§ **Brief**:
Pick out each line below containing "Boston".

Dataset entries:
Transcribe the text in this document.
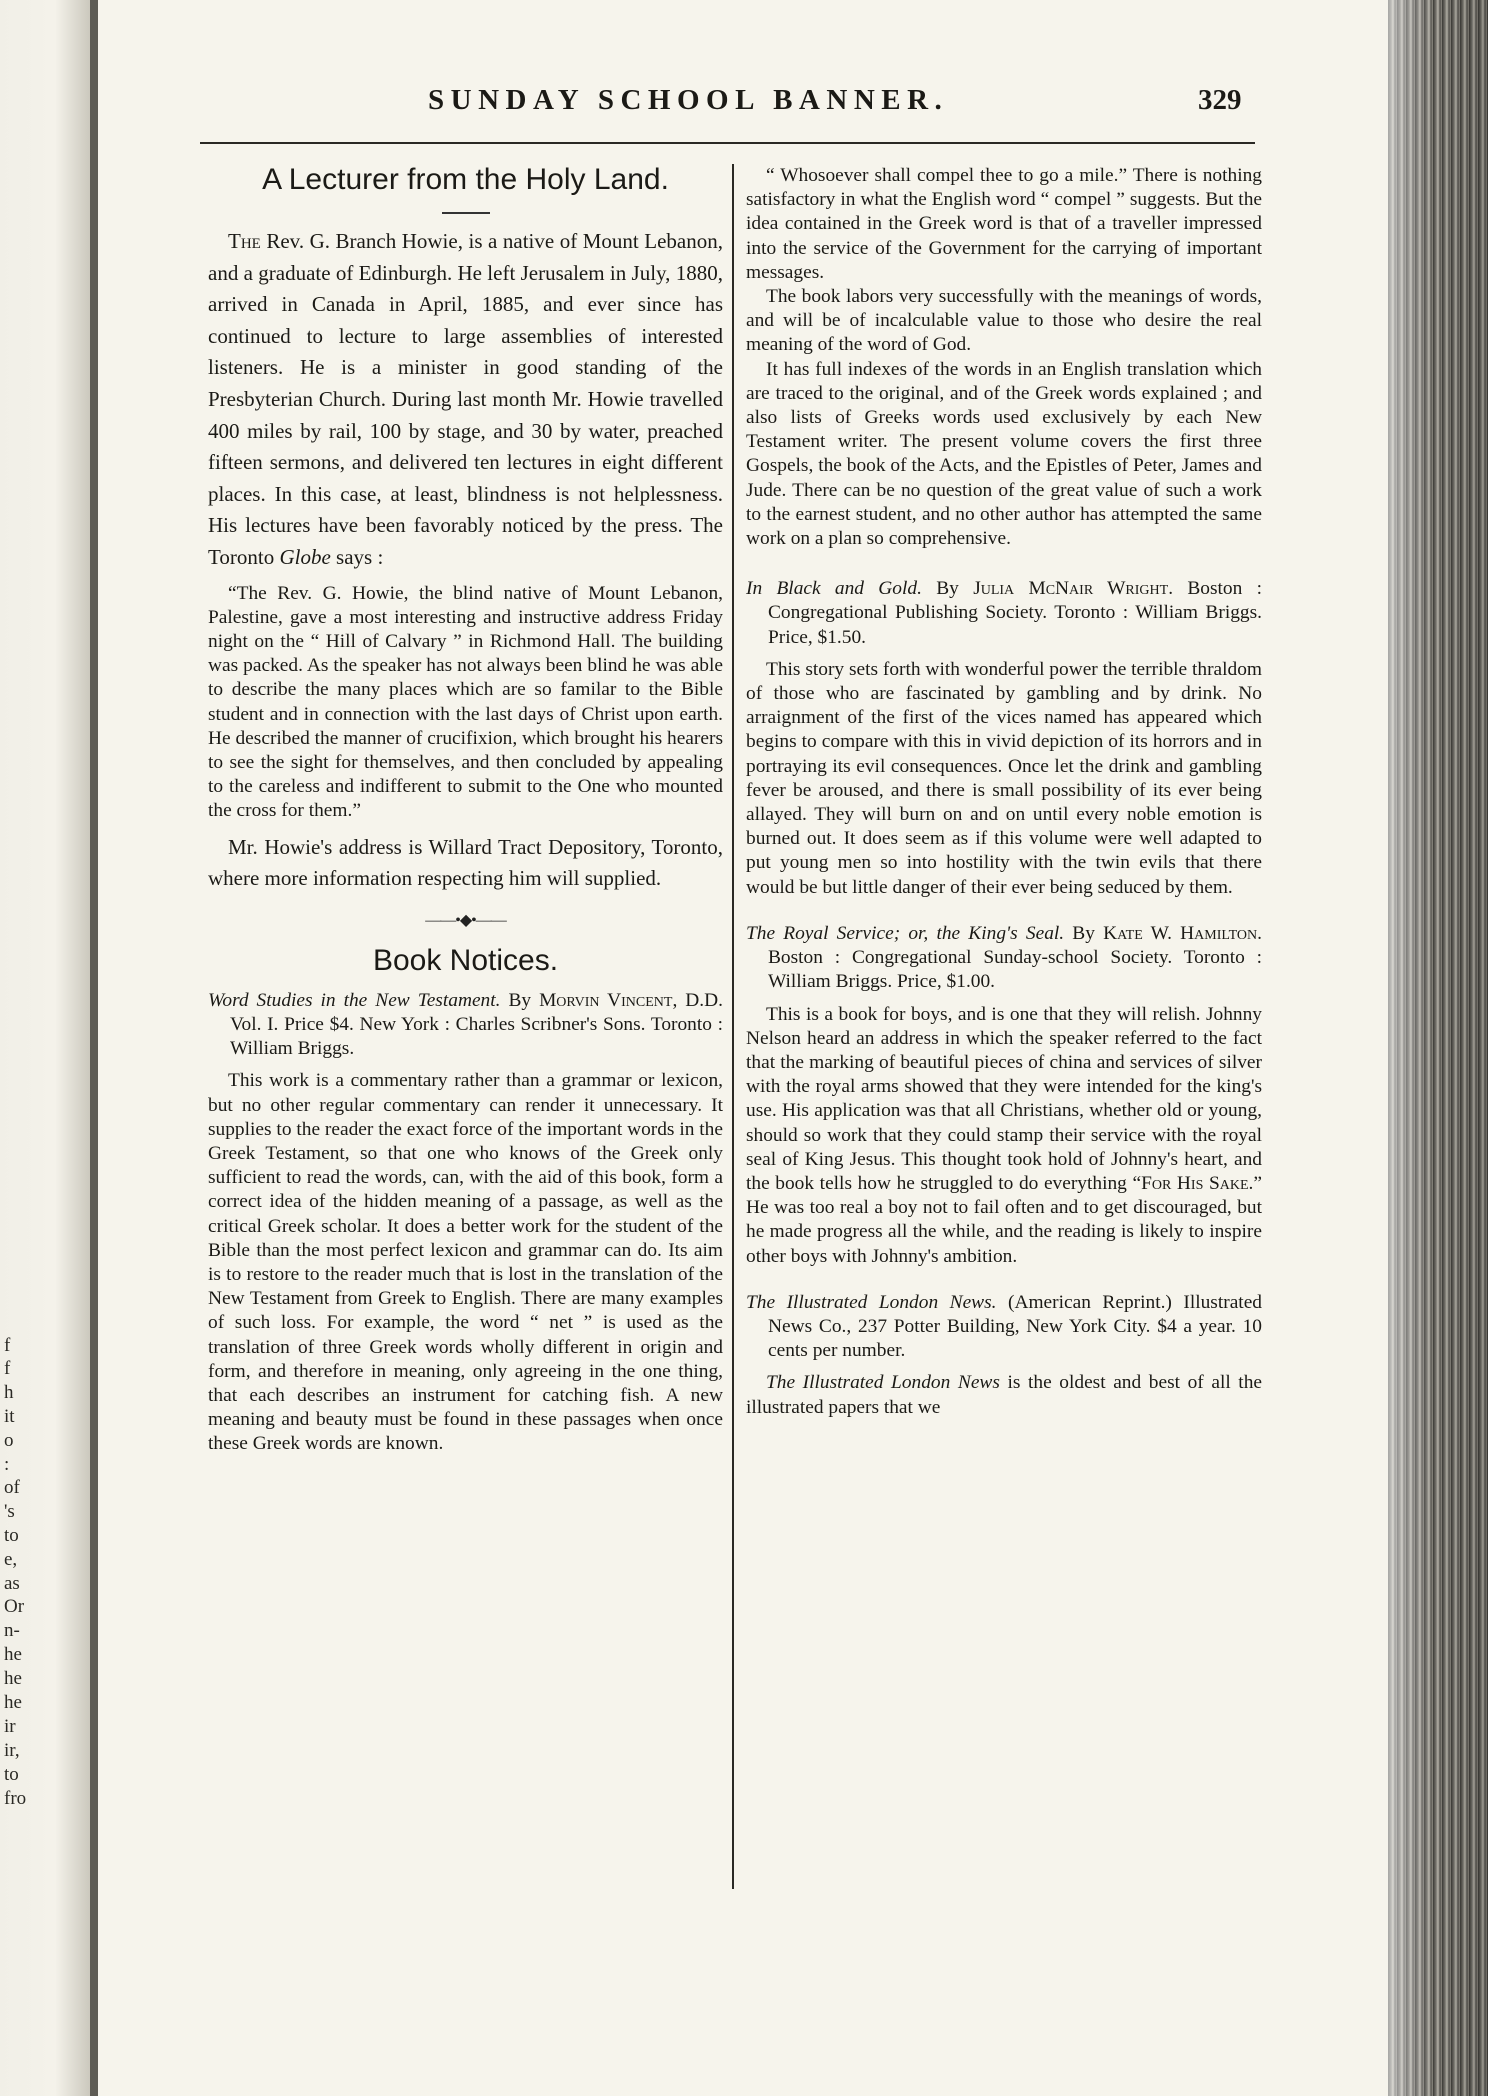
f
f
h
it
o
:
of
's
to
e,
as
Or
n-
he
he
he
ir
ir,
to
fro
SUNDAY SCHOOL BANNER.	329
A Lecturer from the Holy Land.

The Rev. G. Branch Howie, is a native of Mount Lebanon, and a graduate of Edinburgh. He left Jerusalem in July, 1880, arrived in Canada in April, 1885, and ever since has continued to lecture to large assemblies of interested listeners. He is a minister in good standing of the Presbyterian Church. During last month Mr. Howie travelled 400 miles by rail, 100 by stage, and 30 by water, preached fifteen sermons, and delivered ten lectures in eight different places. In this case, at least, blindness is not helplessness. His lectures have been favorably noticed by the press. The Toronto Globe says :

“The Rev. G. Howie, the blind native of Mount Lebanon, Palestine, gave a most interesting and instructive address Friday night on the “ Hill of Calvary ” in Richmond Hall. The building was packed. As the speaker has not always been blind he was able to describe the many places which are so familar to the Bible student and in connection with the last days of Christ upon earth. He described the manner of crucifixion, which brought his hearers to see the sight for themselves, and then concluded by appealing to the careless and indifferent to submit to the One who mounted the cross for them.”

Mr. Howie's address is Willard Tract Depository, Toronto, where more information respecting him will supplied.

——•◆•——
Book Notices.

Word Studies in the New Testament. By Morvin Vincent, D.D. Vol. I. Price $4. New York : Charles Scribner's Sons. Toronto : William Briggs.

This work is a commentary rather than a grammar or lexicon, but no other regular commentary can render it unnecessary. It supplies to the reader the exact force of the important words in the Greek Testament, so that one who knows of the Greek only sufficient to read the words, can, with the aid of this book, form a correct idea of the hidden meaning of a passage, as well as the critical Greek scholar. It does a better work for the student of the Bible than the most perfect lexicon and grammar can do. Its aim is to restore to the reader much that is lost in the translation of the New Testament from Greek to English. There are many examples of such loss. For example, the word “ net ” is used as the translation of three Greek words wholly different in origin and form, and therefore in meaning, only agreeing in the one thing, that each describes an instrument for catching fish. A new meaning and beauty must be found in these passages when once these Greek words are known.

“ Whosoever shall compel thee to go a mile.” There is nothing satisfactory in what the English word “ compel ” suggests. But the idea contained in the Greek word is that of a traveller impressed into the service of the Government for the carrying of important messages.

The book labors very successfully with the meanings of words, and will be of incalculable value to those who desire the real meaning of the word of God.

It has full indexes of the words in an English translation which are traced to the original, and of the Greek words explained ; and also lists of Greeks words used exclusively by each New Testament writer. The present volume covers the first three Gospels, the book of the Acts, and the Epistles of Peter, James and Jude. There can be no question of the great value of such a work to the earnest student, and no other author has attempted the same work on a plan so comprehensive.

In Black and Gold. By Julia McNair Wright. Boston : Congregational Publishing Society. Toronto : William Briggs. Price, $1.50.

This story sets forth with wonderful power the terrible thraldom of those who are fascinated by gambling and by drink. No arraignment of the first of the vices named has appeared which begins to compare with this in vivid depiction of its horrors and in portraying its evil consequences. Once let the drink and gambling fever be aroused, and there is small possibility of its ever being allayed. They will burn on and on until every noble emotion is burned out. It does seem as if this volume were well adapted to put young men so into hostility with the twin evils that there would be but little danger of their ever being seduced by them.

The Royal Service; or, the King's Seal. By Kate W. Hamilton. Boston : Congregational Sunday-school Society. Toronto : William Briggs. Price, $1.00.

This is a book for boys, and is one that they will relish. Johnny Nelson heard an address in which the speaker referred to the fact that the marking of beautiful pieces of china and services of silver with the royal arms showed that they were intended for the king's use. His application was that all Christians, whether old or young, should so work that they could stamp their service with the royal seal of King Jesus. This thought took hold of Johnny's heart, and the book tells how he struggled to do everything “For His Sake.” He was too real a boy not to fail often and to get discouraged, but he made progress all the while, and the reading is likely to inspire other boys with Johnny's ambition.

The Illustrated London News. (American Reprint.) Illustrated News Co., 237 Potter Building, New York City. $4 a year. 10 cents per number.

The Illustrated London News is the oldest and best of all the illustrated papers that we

§ **Expected output**:
In Black and Gold. By Julia McNair Wright. Boston : Congregational Publishing Society. Toronto : William Briggs. Price, $1.50.
The Royal Service; or, the King's Seal. By Kate W. Hamilton. Boston : Congregational Sunday-school Society. Toronto : William Briggs. Price, $1.00.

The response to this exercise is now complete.